- WHAT YOU NEED TO DO -
Count how many lines of the material below have the word "Staley" and give only the number.
__________
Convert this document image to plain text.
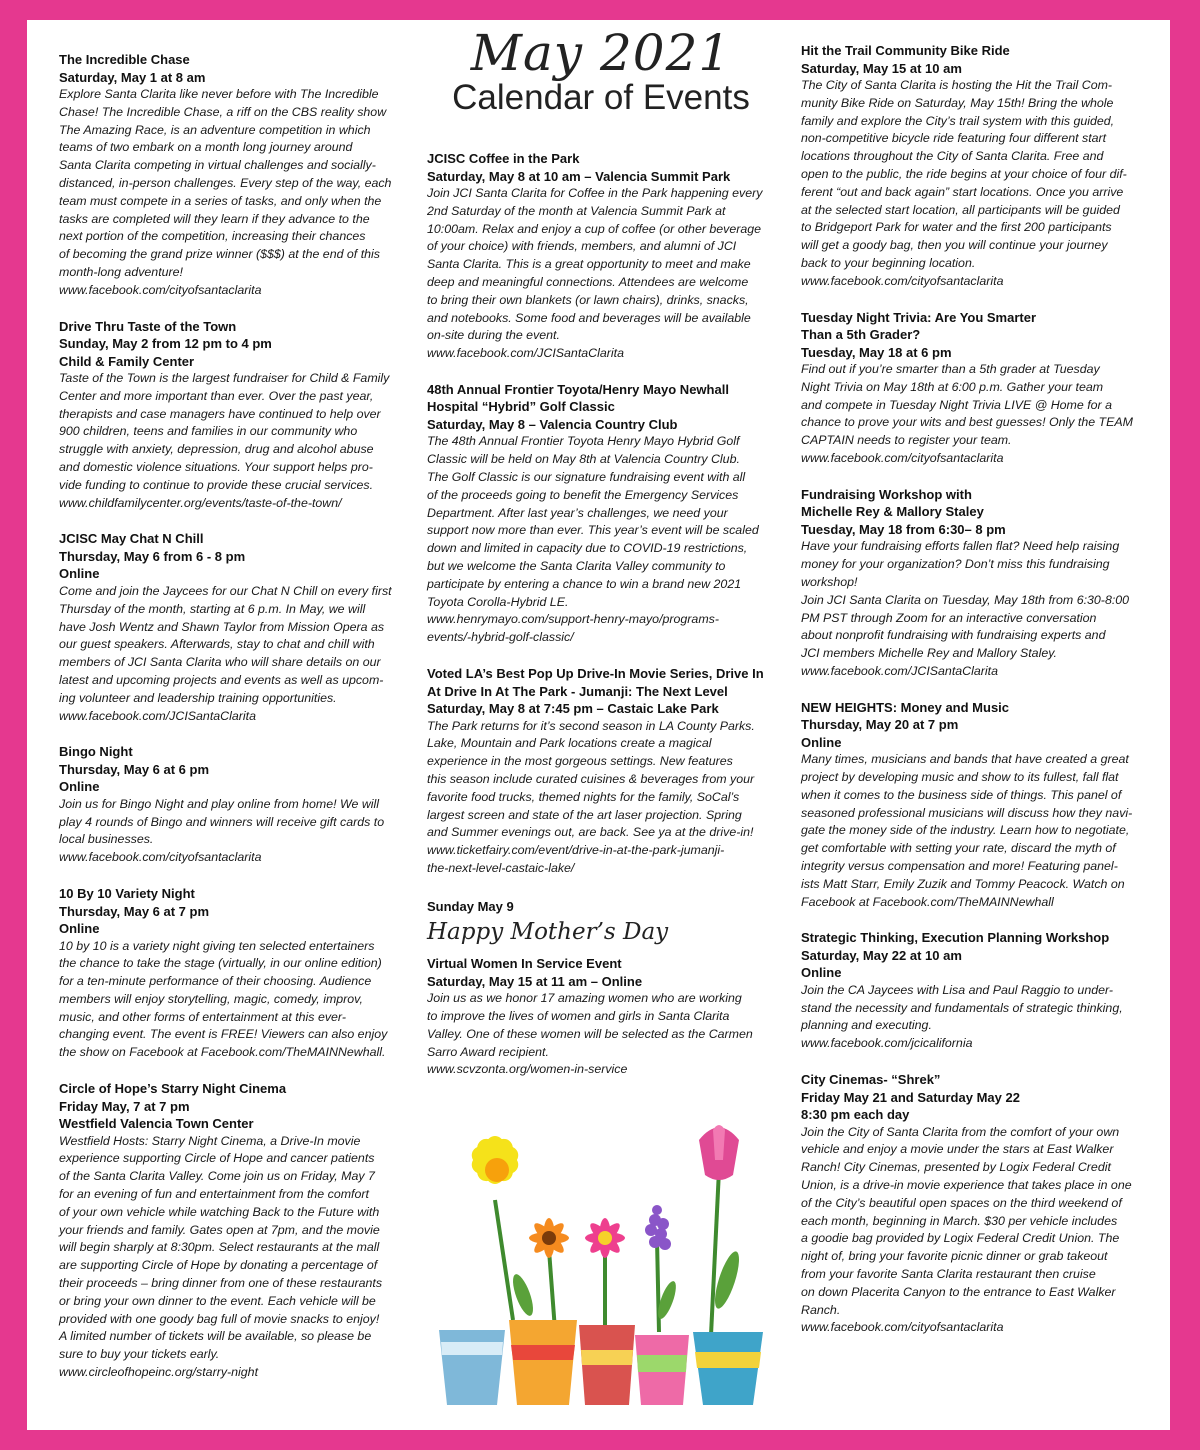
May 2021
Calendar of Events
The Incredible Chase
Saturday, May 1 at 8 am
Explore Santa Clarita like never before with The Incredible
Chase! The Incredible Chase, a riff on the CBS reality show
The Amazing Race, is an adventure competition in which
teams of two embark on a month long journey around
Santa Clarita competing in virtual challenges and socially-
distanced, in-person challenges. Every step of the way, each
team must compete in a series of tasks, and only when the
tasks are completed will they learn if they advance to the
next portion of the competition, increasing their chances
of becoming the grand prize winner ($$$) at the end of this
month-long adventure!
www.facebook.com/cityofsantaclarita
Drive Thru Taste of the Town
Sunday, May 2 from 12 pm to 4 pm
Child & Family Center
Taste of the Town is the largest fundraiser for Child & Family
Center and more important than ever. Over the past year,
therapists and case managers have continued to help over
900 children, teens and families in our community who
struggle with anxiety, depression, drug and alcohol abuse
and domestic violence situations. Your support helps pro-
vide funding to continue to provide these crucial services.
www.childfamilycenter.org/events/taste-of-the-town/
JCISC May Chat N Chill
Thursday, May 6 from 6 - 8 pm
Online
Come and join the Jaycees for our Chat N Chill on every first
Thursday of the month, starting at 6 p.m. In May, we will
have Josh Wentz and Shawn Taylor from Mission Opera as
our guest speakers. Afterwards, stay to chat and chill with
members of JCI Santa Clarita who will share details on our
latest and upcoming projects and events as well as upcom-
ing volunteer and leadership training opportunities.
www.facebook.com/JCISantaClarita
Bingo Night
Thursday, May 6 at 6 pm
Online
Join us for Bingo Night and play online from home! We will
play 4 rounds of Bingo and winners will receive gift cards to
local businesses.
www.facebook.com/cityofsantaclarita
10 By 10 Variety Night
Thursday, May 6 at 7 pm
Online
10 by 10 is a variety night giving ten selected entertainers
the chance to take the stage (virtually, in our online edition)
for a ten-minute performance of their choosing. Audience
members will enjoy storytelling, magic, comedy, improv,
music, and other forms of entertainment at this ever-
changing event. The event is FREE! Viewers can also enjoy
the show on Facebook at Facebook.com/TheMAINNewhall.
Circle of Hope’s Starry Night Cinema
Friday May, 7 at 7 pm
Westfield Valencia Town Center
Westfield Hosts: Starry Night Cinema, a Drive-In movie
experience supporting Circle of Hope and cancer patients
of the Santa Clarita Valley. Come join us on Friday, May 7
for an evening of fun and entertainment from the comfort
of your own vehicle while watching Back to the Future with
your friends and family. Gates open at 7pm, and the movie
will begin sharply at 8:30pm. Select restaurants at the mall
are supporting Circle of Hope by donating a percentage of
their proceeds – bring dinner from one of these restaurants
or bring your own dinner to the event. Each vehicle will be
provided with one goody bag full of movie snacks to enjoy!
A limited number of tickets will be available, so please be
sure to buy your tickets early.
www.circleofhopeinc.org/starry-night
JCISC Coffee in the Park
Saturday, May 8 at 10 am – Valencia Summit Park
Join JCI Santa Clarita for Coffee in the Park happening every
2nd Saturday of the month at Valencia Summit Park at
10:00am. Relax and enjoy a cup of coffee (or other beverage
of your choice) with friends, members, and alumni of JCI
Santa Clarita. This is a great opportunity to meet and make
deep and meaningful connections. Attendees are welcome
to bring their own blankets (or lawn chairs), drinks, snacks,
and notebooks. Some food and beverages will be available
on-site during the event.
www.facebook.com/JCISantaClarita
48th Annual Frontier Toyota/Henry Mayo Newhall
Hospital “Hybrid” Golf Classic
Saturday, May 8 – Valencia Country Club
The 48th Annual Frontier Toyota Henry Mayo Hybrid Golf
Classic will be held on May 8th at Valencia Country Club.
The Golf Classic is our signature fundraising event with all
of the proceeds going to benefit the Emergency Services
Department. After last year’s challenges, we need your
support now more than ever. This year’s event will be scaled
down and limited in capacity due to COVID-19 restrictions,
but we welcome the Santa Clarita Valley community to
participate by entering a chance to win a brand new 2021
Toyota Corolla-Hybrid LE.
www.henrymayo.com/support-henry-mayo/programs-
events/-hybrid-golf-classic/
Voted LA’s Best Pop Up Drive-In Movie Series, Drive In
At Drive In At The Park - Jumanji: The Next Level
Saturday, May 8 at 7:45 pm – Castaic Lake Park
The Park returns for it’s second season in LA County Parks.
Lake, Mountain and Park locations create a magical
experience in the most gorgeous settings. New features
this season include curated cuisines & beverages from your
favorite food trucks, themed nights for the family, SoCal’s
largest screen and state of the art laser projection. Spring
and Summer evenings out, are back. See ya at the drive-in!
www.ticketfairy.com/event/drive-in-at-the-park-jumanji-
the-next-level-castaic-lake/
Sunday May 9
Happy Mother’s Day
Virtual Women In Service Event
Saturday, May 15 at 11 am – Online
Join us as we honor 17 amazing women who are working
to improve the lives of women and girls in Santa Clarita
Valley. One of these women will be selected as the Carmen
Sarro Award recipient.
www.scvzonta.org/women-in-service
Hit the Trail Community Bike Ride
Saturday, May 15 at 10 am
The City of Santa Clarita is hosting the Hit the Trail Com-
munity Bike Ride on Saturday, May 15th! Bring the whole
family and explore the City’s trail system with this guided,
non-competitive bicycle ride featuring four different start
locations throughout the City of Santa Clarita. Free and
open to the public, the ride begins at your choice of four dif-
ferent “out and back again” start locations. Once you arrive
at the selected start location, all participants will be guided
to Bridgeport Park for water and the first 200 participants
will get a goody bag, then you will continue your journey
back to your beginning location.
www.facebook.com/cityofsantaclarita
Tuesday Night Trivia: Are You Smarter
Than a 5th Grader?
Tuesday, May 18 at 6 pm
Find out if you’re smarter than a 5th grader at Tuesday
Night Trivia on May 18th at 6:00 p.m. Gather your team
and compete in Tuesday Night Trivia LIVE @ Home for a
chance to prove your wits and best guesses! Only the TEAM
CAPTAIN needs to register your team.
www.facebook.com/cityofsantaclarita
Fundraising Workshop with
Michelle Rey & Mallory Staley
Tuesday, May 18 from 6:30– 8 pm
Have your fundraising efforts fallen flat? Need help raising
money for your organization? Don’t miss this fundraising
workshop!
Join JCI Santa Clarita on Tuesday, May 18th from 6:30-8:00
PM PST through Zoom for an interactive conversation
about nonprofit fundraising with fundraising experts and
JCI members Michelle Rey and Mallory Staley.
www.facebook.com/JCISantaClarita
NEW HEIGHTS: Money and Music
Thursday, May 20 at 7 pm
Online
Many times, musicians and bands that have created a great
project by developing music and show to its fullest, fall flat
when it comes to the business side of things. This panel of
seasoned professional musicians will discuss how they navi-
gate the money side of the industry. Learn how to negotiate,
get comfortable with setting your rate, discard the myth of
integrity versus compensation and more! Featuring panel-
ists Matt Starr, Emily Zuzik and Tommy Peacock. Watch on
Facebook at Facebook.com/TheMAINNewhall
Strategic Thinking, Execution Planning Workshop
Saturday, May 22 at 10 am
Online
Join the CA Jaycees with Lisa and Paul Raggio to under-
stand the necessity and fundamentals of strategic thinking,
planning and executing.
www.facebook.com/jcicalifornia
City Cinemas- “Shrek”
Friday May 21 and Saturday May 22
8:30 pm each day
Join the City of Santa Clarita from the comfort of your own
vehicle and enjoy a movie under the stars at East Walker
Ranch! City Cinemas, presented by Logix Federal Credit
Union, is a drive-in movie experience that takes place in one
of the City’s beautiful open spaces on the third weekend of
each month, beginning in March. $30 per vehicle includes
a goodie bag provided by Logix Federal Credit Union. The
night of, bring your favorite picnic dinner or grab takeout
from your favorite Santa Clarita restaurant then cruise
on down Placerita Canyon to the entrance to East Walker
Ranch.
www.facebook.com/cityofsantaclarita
__________
- ANSWER BOX -
2